- Short exercise -
Reproduce all the lines below exactly and omit the images.

- Information provided -
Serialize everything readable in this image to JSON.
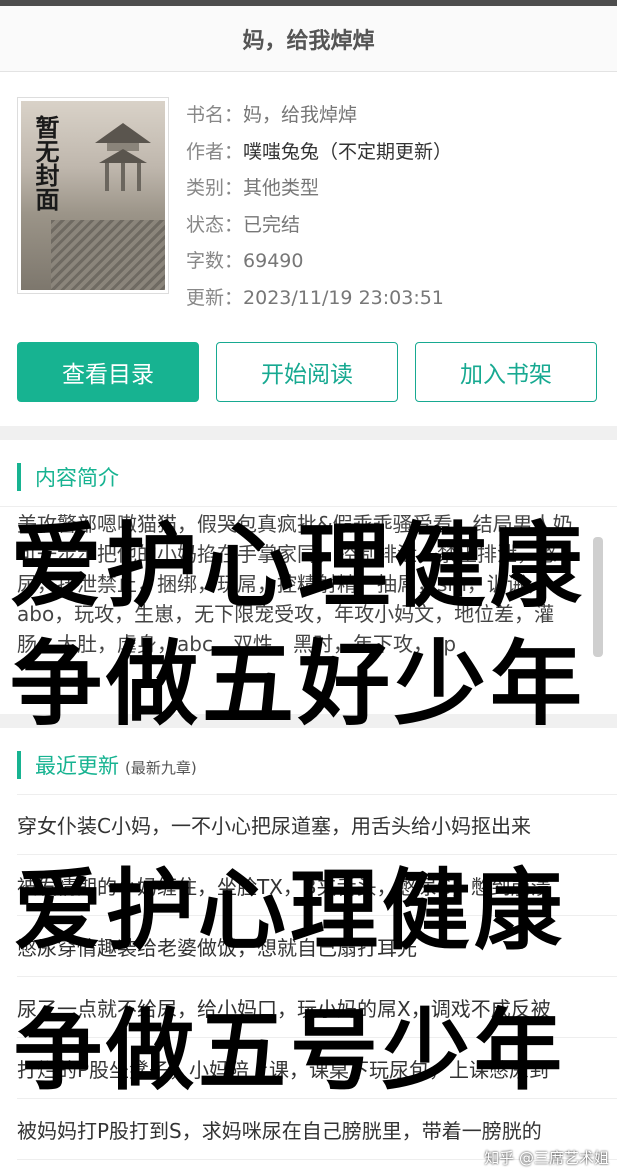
{
  "header": {
    "title": "妈，给我焯焯"
  },
  "book": {
    "cover_text": "暂无封面",
    "title_label": "书名：",
    "title_value": "妈，给我焯焯",
    "author_label": "作者：",
    "author_value": "噗嗤兔兔（不定期更新）",
    "category_label": "类别：",
    "category_value": "其他类型",
    "status_label": "状态：",
    "status_value": "已完结",
    "words_label": "字数：",
    "words_value": "69490",
    "updated_label": "更新：",
    "updated_value": "2023/11/19 23:03:51"
  },
  "buttons": {
    "catalog": "查看目录",
    "read": "开始阅读",
    "shelf": "加入书架"
  },
  "intro": {
    "title": "内容简介",
    "text": "美攻警部嗯嗷猫猫，假哭包真疯批&假乖乖骚受看，结局男人奶可一步步把他的小妈掐在手掌家同，控制排泄，禁止排泄，憋尿，排泄禁止，捆绑，玩屌，控精射精，抽屌，sm，训诫，abo，玩攻，生崽，无下限宠受攻，年攻小妈文，地位差，灌肠，大肚，虐身，abc，双性，黑时，年下攻，sp"
  },
  "recent": {
    "title": "最近更新",
    "subtitle": "(最新九章)",
    "chapters": [
      "穿女仆装C小妈，一不小心把尿道塞，用舌头给小妈抠出来",
      "被发情期的小妈缠住，坐脸TX，B夹舌头，憋尿C，憋到崩溃",
      "憋尿穿情趣装给老婆做饭，想就自己扇打耳光",
      "尿了一点就不给尿，给小妈口，玩小妈的屌X，调戏不成反被",
      "打烂的P股坐凳子，小妈陪上课，课桌下玩尿包，上课憋尿到",
      "被妈妈打P股打到S，求妈咪尿在自己膀胱里，带着一膀胱的"
    ]
  },
  "overlays": {
    "line1": "爱护心理健康",
    "line2": "争做五好少年",
    "line3": "爱护心理健康",
    "line4": "争做五号少年"
  },
  "watermark": "知乎 @三席艺术姐"
}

- Answer to this exercise -
Serialize everything readable in this image to JSON.
{
  "header": {
    "title": "妈，给我焯焯"
  },
  "book": {
    "cover_text": "暂无封面",
    "title_label": "书名：",
    "title_value": "妈，给我焯焯",
    "author_label": "作者：",
    "author_value": "噗嗤兔兔（不定期更新）",
    "category_label": "类别：",
    "category_value": "其他类型",
    "status_label": "状态：",
    "status_value": "已完结",
    "words_label": "字数：",
    "words_value": "69490",
    "updated_label": "更新：",
    "updated_value": "2023/11/19 23:03:51"
  },
  "buttons": {
    "catalog": "查看目录",
    "read": "开始阅读",
    "shelf": "加入书架"
  },
  "intro": {
    "title": "内容简介",
    "text": "美攻警部嗯嗷猫猫，假哭包真疯批&假乖乖骚受看，结局男人奶可一步步把他的小妈掐在手掌家同，控制排泄，禁止排泄，憋尿，排泄禁止，捆绑，玩屌，控精射精，抽屌，sm，训诫，abo，玩攻，生崽，无下限宠受攻，年攻小妈文，地位差，灌肠，大肚，虐身，abc，双性，黑时，年下攻，sp"
  },
  "recent": {
    "title": "最近更新",
    "subtitle": "(最新九章)",
    "chapters": [
      "穿女仆装C小妈，一不小心把尿道塞，用舌头给小妈抠出来",
      "被发情期的小妈缠住，坐脸TX，B夹舌头，憋尿C，憋到崩溃",
      "憋尿穿情趣装给老婆做饭，想就自己扇打耳光",
      "尿了一点就不给尿，给小妈口，玩小妈的屌X，调戏不成反被",
      "打烂的P股坐凳子，小妈陪上课，课桌下玩尿包，上课憋尿到",
      "被妈妈打P股打到S，求妈咪尿在自己膀胱里，带着一膀胱的"
    ]
  },
  "overlays": {
    "line1": "爱护心理健康",
    "line2": "争做五好少年",
    "line3": "爱护心理健康",
    "line4": "争做五号少年"
  },
  "watermark": "知乎 @三席艺术姐"
}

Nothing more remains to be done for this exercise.